Data tied to figure images
....

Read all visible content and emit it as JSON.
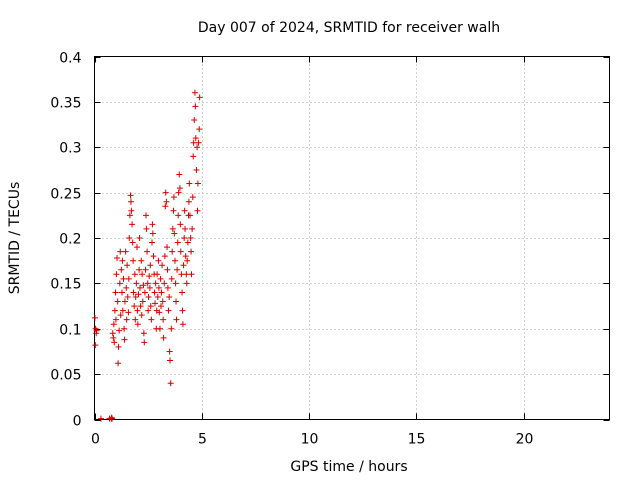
{
  "chart_data": {
    "type": "scatter",
    "title": "Day 007 of 2024, SRMTID for receiver walh",
    "xlabel": "GPS time / hours",
    "ylabel": "SRMTID / TECUs",
    "xlim": [
      0,
      24
    ],
    "ylim": [
      0,
      0.4
    ],
    "x_ticks": [
      0,
      5,
      10,
      15,
      20
    ],
    "x_tick_labels": [
      "0",
      "5",
      "10",
      "15",
      "20"
    ],
    "y_ticks": [
      0,
      0.05,
      0.1,
      0.15,
      0.2,
      0.25,
      0.3,
      0.35,
      0.4
    ],
    "y_tick_labels": [
      "0",
      "0.05",
      "0.1",
      "0.15",
      "0.2",
      "0.25",
      "0.3",
      "0.35",
      "0.4"
    ],
    "grid": true,
    "marker": "plus",
    "series_color": "#d90000",
    "series": [
      {
        "name": "SRMTID",
        "points": [
          [
            0.02,
            0.112
          ],
          [
            0.05,
            0.1
          ],
          [
            0.08,
            0.095
          ],
          [
            0.04,
            0.082
          ],
          [
            0.1,
            0.098
          ],
          [
            0.3,
            0.001
          ],
          [
            0.7,
            0.001
          ],
          [
            0.78,
            0.001
          ],
          [
            0.8,
            0.002
          ],
          [
            0.82,
            0.001
          ],
          [
            0.85,
            0.095
          ],
          [
            0.88,
            0.09
          ],
          [
            0.9,
            0.105
          ],
          [
            0.92,
            0.085
          ],
          [
            0.95,
            0.12
          ],
          [
            0.98,
            0.14
          ],
          [
            1.0,
            0.11
          ],
          [
            1.02,
            0.16
          ],
          [
            1.05,
            0.178
          ],
          [
            1.08,
            0.13
          ],
          [
            1.1,
            0.062
          ],
          [
            1.12,
            0.08
          ],
          [
            1.15,
            0.098
          ],
          [
            1.18,
            0.15
          ],
          [
            1.2,
            0.185
          ],
          [
            1.22,
            0.115
          ],
          [
            1.25,
            0.165
          ],
          [
            1.28,
            0.14
          ],
          [
            1.3,
            0.175
          ],
          [
            1.32,
            0.12
          ],
          [
            1.35,
            0.155
          ],
          [
            1.38,
            0.1
          ],
          [
            1.4,
            0.088
          ],
          [
            1.42,
            0.13
          ],
          [
            1.45,
            0.185
          ],
          [
            1.48,
            0.145
          ],
          [
            1.5,
            0.11
          ],
          [
            1.52,
            0.17
          ],
          [
            1.55,
            0.135
          ],
          [
            1.58,
            0.118
          ],
          [
            1.6,
            0.155
          ],
          [
            1.62,
            0.2
          ],
          [
            1.65,
            0.225
          ],
          [
            1.68,
            0.247
          ],
          [
            1.7,
            0.24
          ],
          [
            1.72,
            0.23
          ],
          [
            1.75,
            0.215
          ],
          [
            1.78,
            0.195
          ],
          [
            1.8,
            0.175
          ],
          [
            1.82,
            0.14
          ],
          [
            1.85,
            0.125
          ],
          [
            1.88,
            0.16
          ],
          [
            1.9,
            0.11
          ],
          [
            1.92,
            0.135
          ],
          [
            1.95,
            0.15
          ],
          [
            1.98,
            0.19
          ],
          [
            2.0,
            0.12
          ],
          [
            2.02,
            0.105
          ],
          [
            2.05,
            0.138
          ],
          [
            2.08,
            0.165
          ],
          [
            2.1,
            0.2
          ],
          [
            2.12,
            0.145
          ],
          [
            2.15,
            0.125
          ],
          [
            2.18,
            0.175
          ],
          [
            2.2,
            0.115
          ],
          [
            2.22,
            0.16
          ],
          [
            2.25,
            0.13
          ],
          [
            2.28,
            0.148
          ],
          [
            2.3,
            0.095
          ],
          [
            2.32,
            0.085
          ],
          [
            2.35,
            0.14
          ],
          [
            2.38,
            0.165
          ],
          [
            2.4,
            0.225
          ],
          [
            2.42,
            0.21
          ],
          [
            2.45,
            0.185
          ],
          [
            2.48,
            0.15
          ],
          [
            2.5,
            0.12
          ],
          [
            2.52,
            0.135
          ],
          [
            2.55,
            0.158
          ],
          [
            2.58,
            0.145
          ],
          [
            2.6,
            0.17
          ],
          [
            2.62,
            0.125
          ],
          [
            2.65,
            0.11
          ],
          [
            2.68,
            0.195
          ],
          [
            2.7,
            0.215
          ],
          [
            2.72,
            0.205
          ],
          [
            2.75,
            0.18
          ],
          [
            2.78,
            0.16
          ],
          [
            2.8,
            0.14
          ],
          [
            2.82,
            0.128
          ],
          [
            2.85,
            0.15
          ],
          [
            2.88,
            0.1
          ],
          [
            2.9,
            0.12
          ],
          [
            2.92,
            0.16
          ],
          [
            2.95,
            0.135
          ],
          [
            2.98,
            0.175
          ],
          [
            3.0,
            0.145
          ],
          [
            3.02,
            0.118
          ],
          [
            3.05,
            0.1
          ],
          [
            3.08,
            0.155
          ],
          [
            3.1,
            0.125
          ],
          [
            3.12,
            0.14
          ],
          [
            3.15,
            0.17
          ],
          [
            3.18,
            0.13
          ],
          [
            3.2,
            0.11
          ],
          [
            3.22,
            0.09
          ],
          [
            3.25,
            0.15
          ],
          [
            3.28,
            0.18
          ],
          [
            3.3,
            0.235
          ],
          [
            3.32,
            0.25
          ],
          [
            3.35,
            0.24
          ],
          [
            3.38,
            0.19
          ],
          [
            3.4,
            0.165
          ],
          [
            3.42,
            0.145
          ],
          [
            3.45,
            0.12
          ],
          [
            3.48,
            0.135
          ],
          [
            3.5,
            0.075
          ],
          [
            3.52,
            0.065
          ],
          [
            3.55,
            0.04
          ],
          [
            3.58,
            0.1
          ],
          [
            3.6,
            0.155
          ],
          [
            3.62,
            0.185
          ],
          [
            3.65,
            0.21
          ],
          [
            3.68,
            0.23
          ],
          [
            3.7,
            0.245
          ],
          [
            3.72,
            0.205
          ],
          [
            3.75,
            0.175
          ],
          [
            3.78,
            0.15
          ],
          [
            3.8,
            0.13
          ],
          [
            3.82,
            0.11
          ],
          [
            3.85,
            0.165
          ],
          [
            3.88,
            0.195
          ],
          [
            3.9,
            0.225
          ],
          [
            3.92,
            0.25
          ],
          [
            3.95,
            0.27
          ],
          [
            3.98,
            0.255
          ],
          [
            4.0,
            0.215
          ],
          [
            4.02,
            0.185
          ],
          [
            4.05,
            0.16
          ],
          [
            4.08,
            0.14
          ],
          [
            4.1,
            0.12
          ],
          [
            4.12,
            0.105
          ],
          [
            4.15,
            0.17
          ],
          [
            4.18,
            0.2
          ],
          [
            4.2,
            0.23
          ],
          [
            4.22,
            0.21
          ],
          [
            4.25,
            0.18
          ],
          [
            4.28,
            0.16
          ],
          [
            4.3,
            0.15
          ],
          [
            4.32,
            0.175
          ],
          [
            4.35,
            0.195
          ],
          [
            4.38,
            0.225
          ],
          [
            4.4,
            0.24
          ],
          [
            4.42,
            0.26
          ],
          [
            4.45,
            0.225
          ],
          [
            4.48,
            0.2
          ],
          [
            4.5,
            0.185
          ],
          [
            4.52,
            0.16
          ],
          [
            4.55,
            0.21
          ],
          [
            4.58,
            0.245
          ],
          [
            4.6,
            0.29
          ],
          [
            4.62,
            0.305
          ],
          [
            4.65,
            0.33
          ],
          [
            4.68,
            0.36
          ],
          [
            4.7,
            0.345
          ],
          [
            4.72,
            0.31
          ],
          [
            4.75,
            0.275
          ],
          [
            4.78,
            0.3
          ],
          [
            4.8,
            0.23
          ],
          [
            4.82,
            0.26
          ],
          [
            4.85,
            0.305
          ],
          [
            4.88,
            0.32
          ],
          [
            4.9,
            0.355
          ]
        ]
      }
    ]
  }
}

....

Check each line of the data above for the word "SRMTID" and say how many lines contain it, giving nothing besides the number.

3